BEGIN SELECTED PASSAGE
September 30th, 2013 at 6:48 pm


credit: wiki free public domain


You don’t have to be a sports fan to appreciate what’s been going on in major league baseball this week. The regular baseball season just ended amidst a host of emotional moments surrounding the retirement of long-time superstar Yankees relief pitcher, Mariano “Mo” Rivera, who made his major league debut in May, 1995. It’s been a while since I penned a “Just for Guys” post at the end of the month, and this “Mo”-ment demands attention.

Married to a diehard Yankees fan and unable to escape the Mariano frenzy even if I wanted to, I watched in awe as Rivera’s personal life and professional stats were highlighted. An extremely poor boy who first played baseball using a milk carton for a glove, Mariano has quietly invested tons of his own money in a namesake foundation that’s building schools and starting programs designed to improve life back in his native Panama and elsewhere. He is a humble man and still married to his childhood sweetheart. And as the All-Time Saves record holder he is a pitching legend, destined for first ballot induction into the Baseball Hall of Fame.
END SELECTED PASSAGE
BEGIN EXCERPTED DATA
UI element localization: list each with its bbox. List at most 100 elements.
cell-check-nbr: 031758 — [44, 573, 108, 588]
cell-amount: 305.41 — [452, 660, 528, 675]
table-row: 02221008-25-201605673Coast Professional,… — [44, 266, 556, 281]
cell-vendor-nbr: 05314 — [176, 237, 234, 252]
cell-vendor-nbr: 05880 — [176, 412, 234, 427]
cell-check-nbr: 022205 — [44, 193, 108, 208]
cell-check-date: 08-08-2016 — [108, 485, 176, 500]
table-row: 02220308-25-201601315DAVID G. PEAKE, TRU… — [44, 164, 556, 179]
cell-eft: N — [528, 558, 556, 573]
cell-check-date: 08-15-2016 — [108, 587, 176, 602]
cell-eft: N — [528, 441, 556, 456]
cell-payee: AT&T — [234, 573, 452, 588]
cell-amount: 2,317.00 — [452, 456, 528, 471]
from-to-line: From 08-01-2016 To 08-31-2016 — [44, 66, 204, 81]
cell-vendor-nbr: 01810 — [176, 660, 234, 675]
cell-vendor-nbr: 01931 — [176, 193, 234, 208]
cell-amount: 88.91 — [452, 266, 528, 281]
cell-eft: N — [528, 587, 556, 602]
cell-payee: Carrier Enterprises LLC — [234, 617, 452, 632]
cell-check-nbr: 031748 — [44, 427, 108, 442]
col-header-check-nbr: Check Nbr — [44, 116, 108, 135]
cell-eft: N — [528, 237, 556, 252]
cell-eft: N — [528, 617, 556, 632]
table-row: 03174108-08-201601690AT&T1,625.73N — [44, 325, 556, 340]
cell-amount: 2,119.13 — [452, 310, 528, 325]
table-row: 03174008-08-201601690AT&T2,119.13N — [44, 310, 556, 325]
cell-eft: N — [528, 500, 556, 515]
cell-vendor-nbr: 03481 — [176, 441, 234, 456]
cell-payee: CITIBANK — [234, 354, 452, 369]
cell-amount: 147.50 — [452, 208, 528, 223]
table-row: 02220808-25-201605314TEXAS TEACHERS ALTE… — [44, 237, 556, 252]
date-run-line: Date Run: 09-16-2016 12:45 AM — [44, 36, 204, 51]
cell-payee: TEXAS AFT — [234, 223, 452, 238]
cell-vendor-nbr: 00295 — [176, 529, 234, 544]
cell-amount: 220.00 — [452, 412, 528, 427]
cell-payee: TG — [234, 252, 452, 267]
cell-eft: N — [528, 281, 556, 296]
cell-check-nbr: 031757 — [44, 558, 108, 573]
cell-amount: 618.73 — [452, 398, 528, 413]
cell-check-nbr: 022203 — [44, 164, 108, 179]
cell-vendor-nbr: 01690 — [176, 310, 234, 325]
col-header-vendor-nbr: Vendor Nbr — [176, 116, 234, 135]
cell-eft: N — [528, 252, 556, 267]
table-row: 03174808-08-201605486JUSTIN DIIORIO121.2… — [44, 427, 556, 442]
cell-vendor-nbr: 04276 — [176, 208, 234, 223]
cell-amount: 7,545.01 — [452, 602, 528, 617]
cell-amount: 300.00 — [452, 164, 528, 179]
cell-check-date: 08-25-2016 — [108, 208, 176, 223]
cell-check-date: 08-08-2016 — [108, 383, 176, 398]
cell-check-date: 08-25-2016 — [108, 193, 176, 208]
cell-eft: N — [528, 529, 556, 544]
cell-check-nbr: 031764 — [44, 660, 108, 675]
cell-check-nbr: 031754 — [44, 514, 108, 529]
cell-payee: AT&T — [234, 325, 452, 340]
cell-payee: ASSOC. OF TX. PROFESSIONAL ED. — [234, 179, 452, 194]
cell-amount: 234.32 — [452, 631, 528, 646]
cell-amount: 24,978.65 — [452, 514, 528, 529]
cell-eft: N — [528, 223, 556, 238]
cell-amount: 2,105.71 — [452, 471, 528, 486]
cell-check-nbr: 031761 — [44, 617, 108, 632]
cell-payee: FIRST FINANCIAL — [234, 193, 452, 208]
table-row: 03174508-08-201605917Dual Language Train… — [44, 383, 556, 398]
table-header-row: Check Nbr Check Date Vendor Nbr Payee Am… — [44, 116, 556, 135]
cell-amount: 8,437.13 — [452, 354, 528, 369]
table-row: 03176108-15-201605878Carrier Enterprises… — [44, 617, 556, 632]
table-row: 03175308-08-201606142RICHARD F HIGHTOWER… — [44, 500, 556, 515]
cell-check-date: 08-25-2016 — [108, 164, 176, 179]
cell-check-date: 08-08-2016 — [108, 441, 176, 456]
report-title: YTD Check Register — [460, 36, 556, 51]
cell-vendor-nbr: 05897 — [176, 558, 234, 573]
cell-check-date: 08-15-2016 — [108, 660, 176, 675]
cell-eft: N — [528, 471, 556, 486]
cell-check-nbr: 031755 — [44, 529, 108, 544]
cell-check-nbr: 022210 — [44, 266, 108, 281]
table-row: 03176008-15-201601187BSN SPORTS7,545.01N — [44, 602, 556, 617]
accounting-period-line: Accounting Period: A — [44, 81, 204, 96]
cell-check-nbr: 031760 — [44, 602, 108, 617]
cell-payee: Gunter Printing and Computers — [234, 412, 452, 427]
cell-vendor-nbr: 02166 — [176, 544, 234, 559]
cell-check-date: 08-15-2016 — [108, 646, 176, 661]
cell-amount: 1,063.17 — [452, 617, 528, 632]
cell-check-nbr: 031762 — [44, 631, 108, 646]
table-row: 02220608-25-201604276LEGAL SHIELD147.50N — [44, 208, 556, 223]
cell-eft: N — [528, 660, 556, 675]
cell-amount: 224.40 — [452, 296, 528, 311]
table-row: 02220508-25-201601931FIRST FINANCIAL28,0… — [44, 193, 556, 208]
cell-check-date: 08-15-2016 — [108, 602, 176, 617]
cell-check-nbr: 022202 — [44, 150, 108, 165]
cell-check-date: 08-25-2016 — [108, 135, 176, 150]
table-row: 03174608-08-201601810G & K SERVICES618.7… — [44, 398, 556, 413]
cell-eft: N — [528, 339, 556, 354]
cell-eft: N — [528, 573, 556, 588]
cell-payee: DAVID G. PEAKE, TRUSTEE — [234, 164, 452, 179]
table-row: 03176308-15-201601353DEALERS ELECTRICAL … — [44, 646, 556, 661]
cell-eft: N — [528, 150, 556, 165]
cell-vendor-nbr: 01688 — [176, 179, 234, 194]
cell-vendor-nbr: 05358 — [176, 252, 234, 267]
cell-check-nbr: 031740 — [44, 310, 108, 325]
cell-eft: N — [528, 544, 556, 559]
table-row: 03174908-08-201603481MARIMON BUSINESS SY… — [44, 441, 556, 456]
END EXCERPTED DATA
REQUIRED ACTIONS:
A) In one to three sentences, explain why the writer of the baseball post watched the coverage of Mariano Rivera's life and career.
B) Proceed with the baseball post about Mariano Rivera, starting right after its final sentence.
The records are separate material with no connection to the baseball post.

ANSWERS TO THIS EXERCISE:
A) The writer is married to a diehard Yankees fan and could not escape the Mariano frenzy even if they had wanted to. So they watched in awe as Rivera's personal life and professional stats were highlighted.

B)
Of all the stats and milestones that were rattled off, one leaped out at me. Although he didn’t start a major league game until 1995, he signed as a free amateur agent with the Yankees in 1990. That’s when I started trying to conceive. He’s been in baseball all the years I’ve been infertile…and for as long as you’ve been trying to conceive, too. In fact, today’s youngest infertility patients probably can’t remember a time when Mariano wasn’t pitching for the Yankees. So I’m joining in the farewell tributes with this light-hearted comparison of our respective “careers”.

Mariano’s journey with the Yankees, like my infertility journey, officially started years before anyone knew about it. He spent the 5 years after signing in relative obscurity; I spent a few years trying to conceive without medical intervention and unbeknownst to anyone else. His big league career began as a starter. Mine as an IUIer.

He moved on to relief pitching in 1996 and I moved on to IVF in 1993 and over our long careers we both racked up impressive records:

His all-time post-season ERA of 0.70 over a 19 year career is legendary. But my 7 fresh IVFs over 9 years and my all-time ECA (Earned Cryo Average) of 0.028 is nothing to sneeze at. His “most strikeouts by a Yankee reliever in a single season” record of 130 is impressive, but doesn’t hold a candle to the number of my follicles that struck out. He never got to play center field. I never got to have a FET (frozen embryo transfer). He emerged from the bullpen to Metallica’s “Enter the Sandman”. I emerged from my retrievals to Garth Brook’s “Two of a Kind, Workin’ on a Full House”.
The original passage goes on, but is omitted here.